--- START OF RECORDED INFORMATION ---
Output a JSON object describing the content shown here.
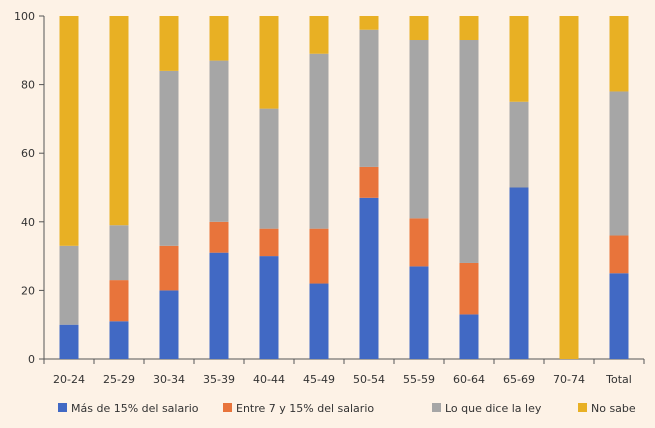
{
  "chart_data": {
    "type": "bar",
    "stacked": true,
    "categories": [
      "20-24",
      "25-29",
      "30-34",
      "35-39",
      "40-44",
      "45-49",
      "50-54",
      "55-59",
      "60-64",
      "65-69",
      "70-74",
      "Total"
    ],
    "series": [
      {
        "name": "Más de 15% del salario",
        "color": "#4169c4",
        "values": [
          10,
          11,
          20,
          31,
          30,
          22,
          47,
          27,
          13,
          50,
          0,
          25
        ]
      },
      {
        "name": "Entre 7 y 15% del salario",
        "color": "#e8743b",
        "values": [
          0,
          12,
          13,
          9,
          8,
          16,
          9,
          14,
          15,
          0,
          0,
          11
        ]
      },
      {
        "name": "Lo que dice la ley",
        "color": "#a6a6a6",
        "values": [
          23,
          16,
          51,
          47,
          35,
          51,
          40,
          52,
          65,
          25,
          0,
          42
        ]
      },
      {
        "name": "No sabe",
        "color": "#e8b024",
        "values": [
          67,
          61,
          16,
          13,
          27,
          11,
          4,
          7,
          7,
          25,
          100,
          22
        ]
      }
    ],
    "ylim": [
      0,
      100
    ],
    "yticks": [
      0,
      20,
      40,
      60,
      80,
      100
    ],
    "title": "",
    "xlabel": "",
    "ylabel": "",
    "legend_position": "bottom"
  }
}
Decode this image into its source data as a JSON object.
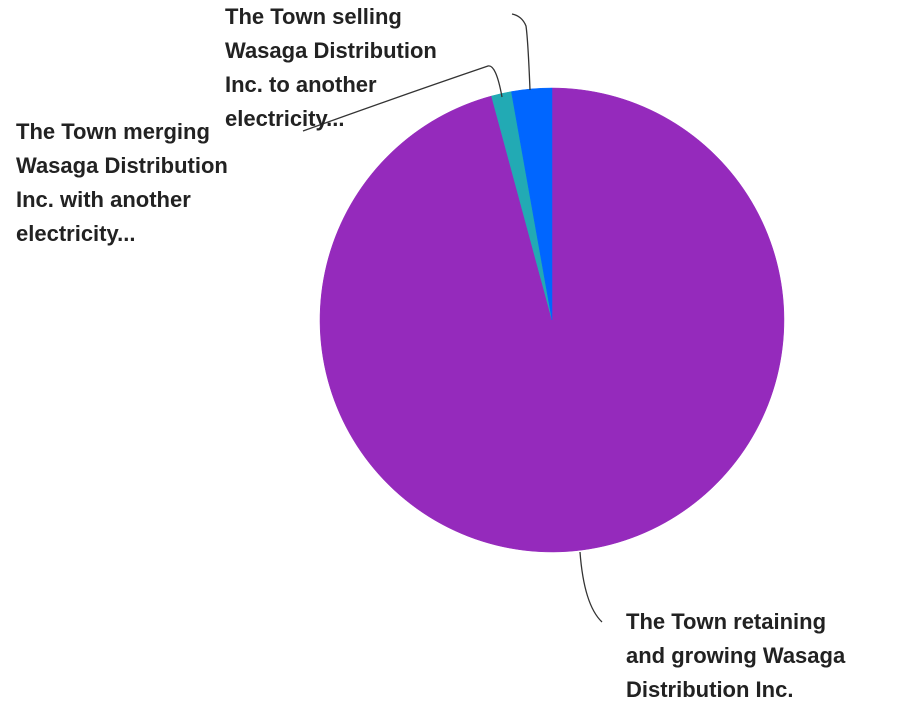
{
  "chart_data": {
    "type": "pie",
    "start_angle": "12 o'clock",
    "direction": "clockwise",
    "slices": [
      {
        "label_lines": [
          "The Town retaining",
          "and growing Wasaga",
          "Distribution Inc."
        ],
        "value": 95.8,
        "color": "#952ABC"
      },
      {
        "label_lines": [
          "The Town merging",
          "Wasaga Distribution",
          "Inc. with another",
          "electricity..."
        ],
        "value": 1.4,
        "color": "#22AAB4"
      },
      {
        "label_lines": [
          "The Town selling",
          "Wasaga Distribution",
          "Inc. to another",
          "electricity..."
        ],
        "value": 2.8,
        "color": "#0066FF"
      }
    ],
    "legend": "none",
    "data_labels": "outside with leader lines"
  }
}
--- END OF RECORDED INFORMATION ---
INSTRUCTION.
Make a copy of each line that contains the string "JSON".

RESPONSE.
Output a JSON object describing the content shown here.
Decode this image into its source data as a JSON object.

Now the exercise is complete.